** START Provided records **

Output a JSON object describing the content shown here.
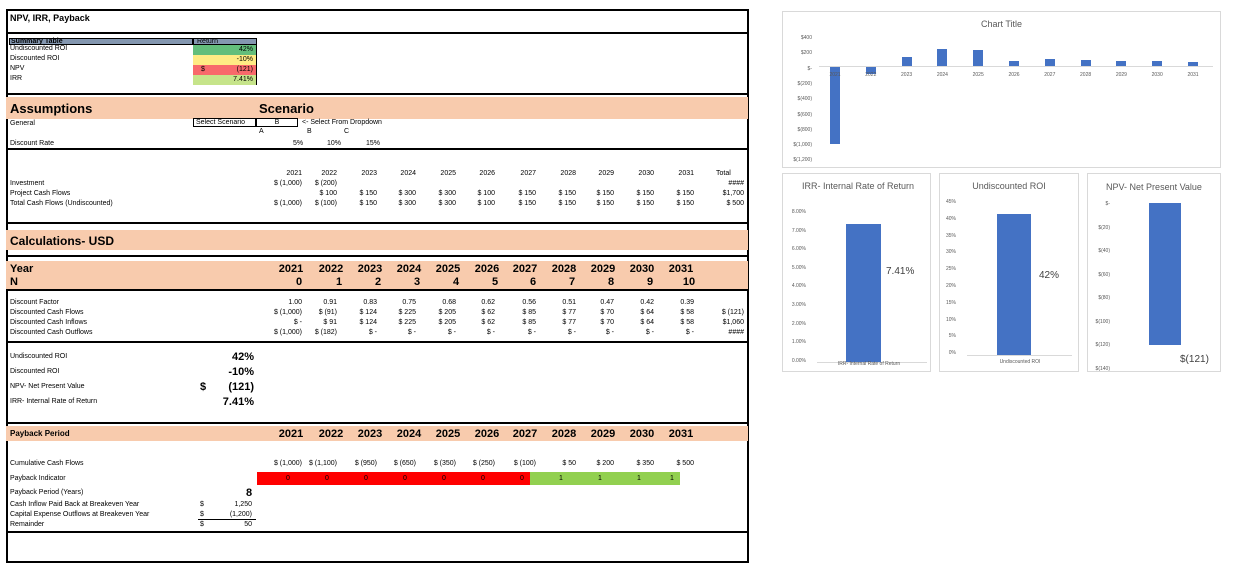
{
  "sheet": {
    "title": "NPV, IRR, Payback",
    "summary": {
      "header": "Summary Table",
      "return_header": "Return",
      "rows": [
        {
          "label": "Undiscounted ROI",
          "cur": "",
          "value": "42%",
          "color": "#63be7b"
        },
        {
          "label": "Discounted ROI",
          "cur": "",
          "value": "-10%",
          "color": "#ffeb84"
        },
        {
          "label": "NPV",
          "cur": "$",
          "value": "(121)",
          "color": "#f8696b"
        },
        {
          "label": "IRR",
          "cur": "",
          "value": "7.41%",
          "color": "#c6e48a"
        }
      ]
    },
    "assumptions": {
      "title": "Assumptions",
      "scenario_title": "Scenario",
      "general_label": "General",
      "select_label": "Select Scenario",
      "select_value": "B",
      "dropdown_note": "<- Select From Dropdown",
      "scen_letters": [
        "A",
        "B",
        "C"
      ],
      "discount_label": "Discount Rate",
      "discount_rates": [
        "5%",
        "10%",
        "15%"
      ]
    },
    "years": [
      "2021",
      "2022",
      "2023",
      "2024",
      "2025",
      "2026",
      "2027",
      "2028",
      "2029",
      "2030",
      "2031"
    ],
    "n_values": [
      "0",
      "1",
      "2",
      "3",
      "4",
      "5",
      "6",
      "7",
      "8",
      "9",
      "10"
    ],
    "cash": {
      "total_label": "Total",
      "rows": [
        {
          "label": "Investment",
          "values": [
            "$ (1,000)",
            "$ (200)",
            "",
            "",
            "",
            "",
            "",
            "",
            "",
            "",
            ""
          ],
          "total": "####"
        },
        {
          "label": "Project Cash Flows",
          "values": [
            "",
            "$ 100",
            "$ 150",
            "$ 300",
            "$ 300",
            "$ 100",
            "$ 150",
            "$ 150",
            "$ 150",
            "$ 150",
            "$ 150"
          ],
          "total": "$1,700"
        },
        {
          "label": "Total Cash Flows (Undiscounted)",
          "values": [
            "$ (1,000)",
            "$ (100)",
            "$ 150",
            "$ 300",
            "$ 300",
            "$ 100",
            "$ 150",
            "$ 150",
            "$ 150",
            "$ 150",
            "$ 150"
          ],
          "total": "$ 500"
        }
      ]
    },
    "calc": {
      "title": "Calculations- USD",
      "year_label": "Year",
      "n_label": "N",
      "rows": [
        {
          "label": "Discount Factor",
          "values": [
            "1.00",
            "0.91",
            "0.83",
            "0.75",
            "0.68",
            "0.62",
            "0.56",
            "0.51",
            "0.47",
            "0.42",
            "0.39"
          ],
          "total": ""
        },
        {
          "label": "Discounted Cash Flows",
          "values": [
            "$ (1,000)",
            "$ (91)",
            "$ 124",
            "$ 225",
            "$ 205",
            "$ 62",
            "$ 85",
            "$ 77",
            "$ 70",
            "$ 64",
            "$ 58"
          ],
          "total": "$ (121)"
        },
        {
          "label": "Discounted Cash Inflows",
          "values": [
            "$ -",
            "$ 91",
            "$ 124",
            "$ 225",
            "$ 205",
            "$ 62",
            "$ 85",
            "$ 77",
            "$ 70",
            "$ 64",
            "$ 58"
          ],
          "total": "$1,060"
        },
        {
          "label": "Discounted Cash Outflows",
          "values": [
            "$ (1,000)",
            "$ (182)",
            "$ -",
            "$ -",
            "$ -",
            "$ -",
            "$ -",
            "$ -",
            "$ -",
            "$ -",
            "$ -"
          ],
          "total": "####"
        }
      ],
      "metrics": [
        {
          "label": "Undiscounted ROI",
          "cur": "",
          "value": "42%"
        },
        {
          "label": "Discounted ROI",
          "cur": "",
          "value": "-10%"
        },
        {
          "label": "NPV- Net Present Value",
          "cur": "$",
          "value": "(121)"
        },
        {
          "label": "IRR- Internal Rate of Return",
          "cur": "",
          "value": "7.41%"
        }
      ]
    },
    "payback": {
      "title": "Payback Period",
      "cumulative_label": "Cumulative Cash Flows",
      "cumulative": [
        "$ (1,000)",
        "$ (1,100)",
        "$ (950)",
        "$ (650)",
        "$ (350)",
        "$ (250)",
        "$ (100)",
        "$ 50",
        "$ 200",
        "$ 350",
        "$ 500"
      ],
      "indicator_label": "Payback Indicator",
      "indicator": [
        "0",
        "0",
        "0",
        "0",
        "0",
        "0",
        "0",
        "1",
        "1",
        "1",
        "1"
      ],
      "period_label": "Payback Period (Years)",
      "period_value": "8",
      "details": [
        {
          "label": "Cash Inflow Paid Back at Breakeven Year",
          "cur": "$",
          "value": "1,250"
        },
        {
          "label": "Capital Expense Outflows at Breakeven Year",
          "cur": "$",
          "value": "(1,200)"
        },
        {
          "label": "Remainder",
          "cur": "$",
          "value": "50"
        }
      ]
    }
  },
  "charts": {
    "main": {
      "title": "Chart Title",
      "yticks": [
        "$400",
        "$200",
        "$-",
        "$(200)",
        "$(400)",
        "$(600)",
        "$(800)",
        "$(1,000)",
        "$(1,200)"
      ],
      "categories": [
        "2021",
        "2022",
        "2023",
        "2024",
        "2025",
        "2026",
        "2027",
        "2028",
        "2029",
        "2030",
        "2031"
      ]
    },
    "irr": {
      "title": "IRR- Internal Rate of Return",
      "yticks": [
        "8.00%",
        "7.00%",
        "6.00%",
        "5.00%",
        "4.00%",
        "3.00%",
        "2.00%",
        "1.00%",
        "0.00%"
      ],
      "category": "IRR- Internal Rate of Return",
      "label": "7.41%"
    },
    "roi": {
      "title": "Undiscounted ROI",
      "yticks": [
        "45%",
        "40%",
        "35%",
        "30%",
        "25%",
        "20%",
        "15%",
        "10%",
        "5%",
        "0%"
      ],
      "category": "Undiscounted ROI",
      "label": "42%"
    },
    "npv": {
      "title": "NPV- Net Present Value",
      "yticks": [
        "$-",
        "$(20)",
        "$(40)",
        "$(60)",
        "$(80)",
        "$(100)",
        "$(120)",
        "$(140)"
      ],
      "label": "$(121)"
    }
  },
  "chart_data": [
    {
      "type": "bar",
      "title": "Chart Title",
      "categories": [
        "2021",
        "2022",
        "2023",
        "2024",
        "2025",
        "2026",
        "2027",
        "2028",
        "2029",
        "2030",
        "2031"
      ],
      "values": [
        -1000,
        -91,
        124,
        225,
        205,
        62,
        85,
        77,
        70,
        64,
        58
      ],
      "ylim": [
        -1200,
        400
      ],
      "xlabel": "",
      "ylabel": ""
    },
    {
      "type": "bar",
      "title": "IRR- Internal Rate of Return",
      "categories": [
        "IRR- Internal Rate of Return"
      ],
      "values": [
        0.0741
      ],
      "ylim": [
        0,
        0.08
      ]
    },
    {
      "type": "bar",
      "title": "Undiscounted ROI",
      "categories": [
        "Undiscounted ROI"
      ],
      "values": [
        0.42
      ],
      "ylim": [
        0,
        0.45
      ]
    },
    {
      "type": "bar",
      "title": "NPV- Net Present Value",
      "categories": [
        ""
      ],
      "values": [
        -121
      ],
      "ylim": [
        -140,
        0
      ]
    }
  ]
}
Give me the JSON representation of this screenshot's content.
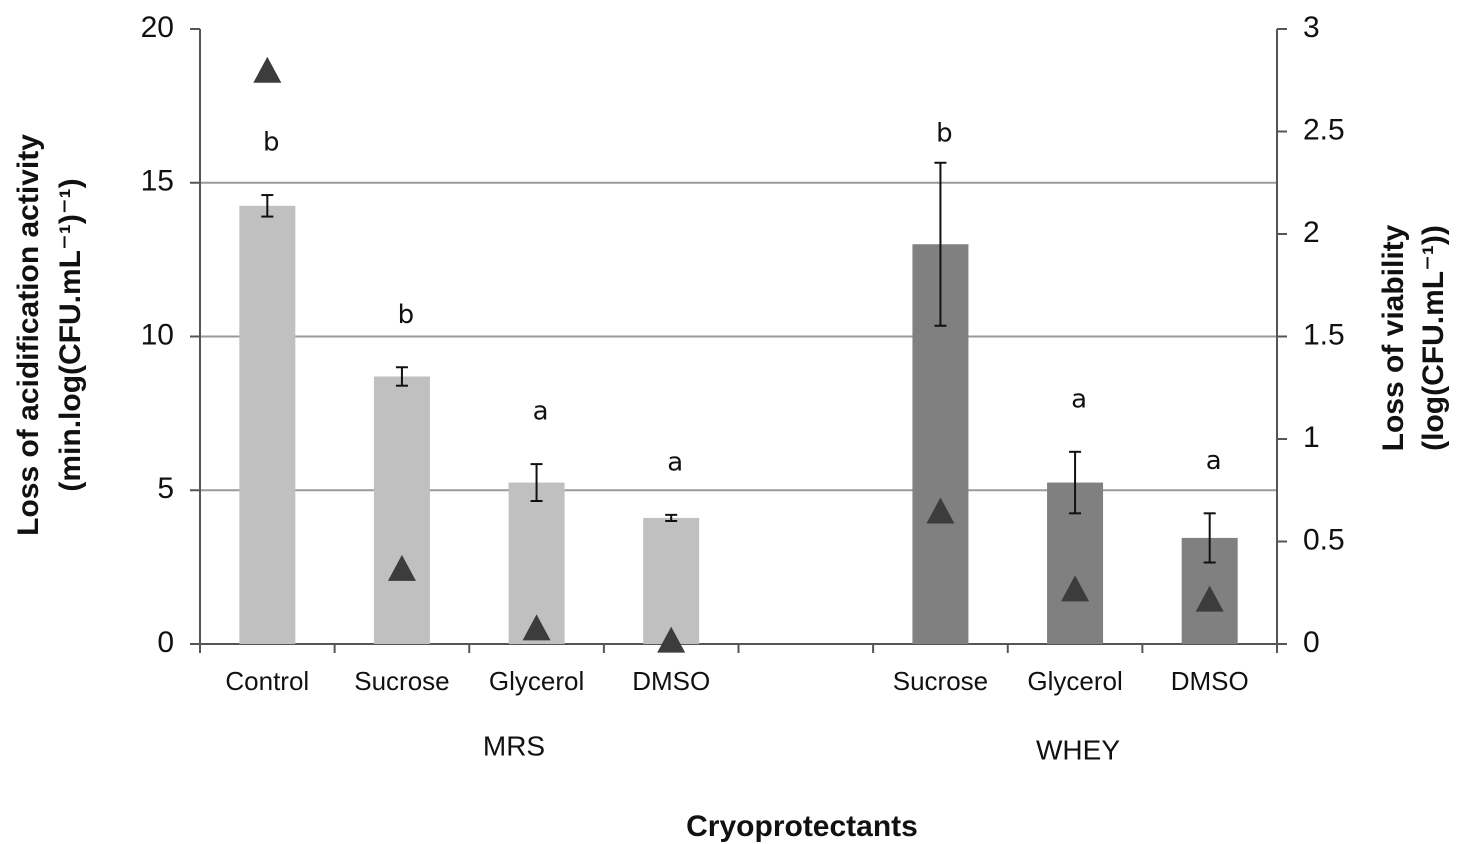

** END Provided records **

> **Task directions**
Reproduce the records above exactly, leaving out every picture they contain.

> **Solved exercise**
Output a JSON object describing the content shown here.
{
  "sheet": {
    "title": "NPV, IRR, Payback",
    "summary": {
      "header": "Summary Table",
      "return_header": "Return",
      "rows": [
        {
          "label": "Undiscounted ROI",
          "cur": "",
          "value": "42%",
          "color": "#63be7b"
        },
        {
          "label": "Discounted ROI",
          "cur": "",
          "value": "-10%",
          "color": "#ffeb84"
        },
        {
          "label": "NPV",
          "cur": "$",
          "value": "(121)",
          "color": "#f8696b"
        },
        {
          "label": "IRR",
          "cur": "",
          "value": "7.41%",
          "color": "#c6e48a"
        }
      ]
    },
    "assumptions": {
      "title": "Assumptions",
      "scenario_title": "Scenario",
      "general_label": "General",
      "select_label": "Select Scenario",
      "select_value": "B",
      "dropdown_note": "<- Select From Dropdown",
      "scen_letters": [
        "A",
        "B",
        "C"
      ],
      "discount_label": "Discount Rate",
      "discount_rates": [
        "5%",
        "10%",
        "15%"
      ]
    },
    "years": [
      "2021",
      "2022",
      "2023",
      "2024",
      "2025",
      "2026",
      "2027",
      "2028",
      "2029",
      "2030",
      "2031"
    ],
    "n_values": [
      "0",
      "1",
      "2",
      "3",
      "4",
      "5",
      "6",
      "7",
      "8",
      "9",
      "10"
    ],
    "cash": {
      "total_label": "Total",
      "rows": [
        {
          "label": "Investment",
          "values": [
            "$ (1,000)",
            "$ (200)",
            "",
            "",
            "",
            "",
            "",
            "",
            "",
            "",
            ""
          ],
          "total": "####"
        },
        {
          "label": "Project Cash Flows",
          "values": [
            "",
            "$ 100",
            "$ 150",
            "$ 300",
            "$ 300",
            "$ 100",
            "$ 150",
            "$ 150",
            "$ 150",
            "$ 150",
            "$ 150"
          ],
          "total": "$1,700"
        },
        {
          "label": "Total Cash Flows (Undiscounted)",
          "values": [
            "$ (1,000)",
            "$ (100)",
            "$ 150",
            "$ 300",
            "$ 300",
            "$ 100",
            "$ 150",
            "$ 150",
            "$ 150",
            "$ 150",
            "$ 150"
          ],
          "total": "$ 500"
        }
      ]
    },
    "calc": {
      "title": "Calculations- USD",
      "year_label": "Year",
      "n_label": "N",
      "rows": [
        {
          "label": "Discount Factor",
          "values": [
            "1.00",
            "0.91",
            "0.83",
            "0.75",
            "0.68",
            "0.62",
            "0.56",
            "0.51",
            "0.47",
            "0.42",
            "0.39"
          ],
          "total": ""
        },
        {
          "label": "Discounted Cash Flows",
          "values": [
            "$ (1,000)",
            "$ (91)",
            "$ 124",
            "$ 225",
            "$ 205",
            "$ 62",
            "$ 85",
            "$ 77",
            "$ 70",
            "$ 64",
            "$ 58"
          ],
          "total": "$ (121)"
        },
        {
          "label": "Discounted Cash Inflows",
          "values": [
            "$ -",
            "$ 91",
            "$ 124",
            "$ 225",
            "$ 205",
            "$ 62",
            "$ 85",
            "$ 77",
            "$ 70",
            "$ 64",
            "$ 58"
          ],
          "total": "$1,060"
        },
        {
          "label": "Discounted Cash Outflows",
          "values": [
            "$ (1,000)",
            "$ (182)",
            "$ -",
            "$ -",
            "$ -",
            "$ -",
            "$ -",
            "$ -",
            "$ -",
            "$ -",
            "$ -"
          ],
          "total": "####"
        }
      ],
      "metrics": [
        {
          "label": "Undiscounted ROI",
          "cur": "",
          "value": "42%"
        },
        {
          "label": "Discounted ROI",
          "cur": "",
          "value": "-10%"
        },
        {
          "label": "NPV- Net Present Value",
          "cur": "$",
          "value": "(121)"
        },
        {
          "label": "IRR- Internal Rate of Return",
          "cur": "",
          "value": "7.41%"
        }
      ]
    },
    "payback": {
      "title": "Payback Period",
      "cumulative_label": "Cumulative Cash Flows",
      "cumulative": [
        "$ (1,000)",
        "$ (1,100)",
        "$ (950)",
        "$ (650)",
        "$ (350)",
        "$ (250)",
        "$ (100)",
        "$ 50",
        "$ 200",
        "$ 350",
        "$ 500"
      ],
      "indicator_label": "Payback Indicator",
      "indicator": [
        "0",
        "0",
        "0",
        "0",
        "0",
        "0",
        "0",
        "1",
        "1",
        "1",
        "1"
      ],
      "period_label": "Payback Period (Years)",
      "period_value": "8",
      "details": [
        {
          "label": "Cash Inflow Paid Back at Breakeven Year",
          "cur": "$",
          "value": "1,250"
        },
        {
          "label": "Capital Expense Outflows at Breakeven Year",
          "cur": "$",
          "value": "(1,200)"
        },
        {
          "label": "Remainder",
          "cur": "$",
          "value": "50"
        }
      ]
    }
  },
  "charts": {
    "main": {
      "title": "Chart Title",
      "yticks": [
        "$400",
        "$200",
        "$-",
        "$(200)",
        "$(400)",
        "$(600)",
        "$(800)",
        "$(1,000)",
        "$(1,200)"
      ],
      "categories": [
        "2021",
        "2022",
        "2023",
        "2024",
        "2025",
        "2026",
        "2027",
        "2028",
        "2029",
        "2030",
        "2031"
      ]
    },
    "irr": {
      "title": "IRR- Internal Rate of Return",
      "yticks": [
        "8.00%",
        "7.00%",
        "6.00%",
        "5.00%",
        "4.00%",
        "3.00%",
        "2.00%",
        "1.00%",
        "0.00%"
      ],
      "category": "IRR- Internal Rate of Return",
      "label": "7.41%"
    },
    "roi": {
      "title": "Undiscounted ROI",
      "yticks": [
        "45%",
        "40%",
        "35%",
        "30%",
        "25%",
        "20%",
        "15%",
        "10%",
        "5%",
        "0%"
      ],
      "category": "Undiscounted ROI",
      "label": "42%"
    },
    "npv": {
      "title": "NPV- Net Present Value",
      "yticks": [
        "$-",
        "$(20)",
        "$(40)",
        "$(60)",
        "$(80)",
        "$(100)",
        "$(120)",
        "$(140)"
      ],
      "label": "$(121)"
    }
  },
  "chart_data": [
    {
      "type": "bar",
      "title": "Chart Title",
      "categories": [
        "2021",
        "2022",
        "2023",
        "2024",
        "2025",
        "2026",
        "2027",
        "2028",
        "2029",
        "2030",
        "2031"
      ],
      "values": [
        -1000,
        -91,
        124,
        225,
        205,
        62,
        85,
        77,
        70,
        64,
        58
      ],
      "ylim": [
        -1200,
        400
      ],
      "xlabel": "",
      "ylabel": ""
    },
    {
      "type": "bar",
      "title": "IRR- Internal Rate of Return",
      "categories": [
        "IRR- Internal Rate of Return"
      ],
      "values": [
        0.0741
      ],
      "ylim": [
        0,
        0.08
      ]
    },
    {
      "type": "bar",
      "title": "Undiscounted ROI",
      "categories": [
        "Undiscounted ROI"
      ],
      "values": [
        0.42
      ],
      "ylim": [
        0,
        0.45
      ]
    },
    {
      "type": "bar",
      "title": "NPV- Net Present Value",
      "categories": [
        ""
      ],
      "values": [
        -121
      ],
      "ylim": [
        -140,
        0
      ]
    }
  ]
}
Give me the JSON representation of this screenshot's content.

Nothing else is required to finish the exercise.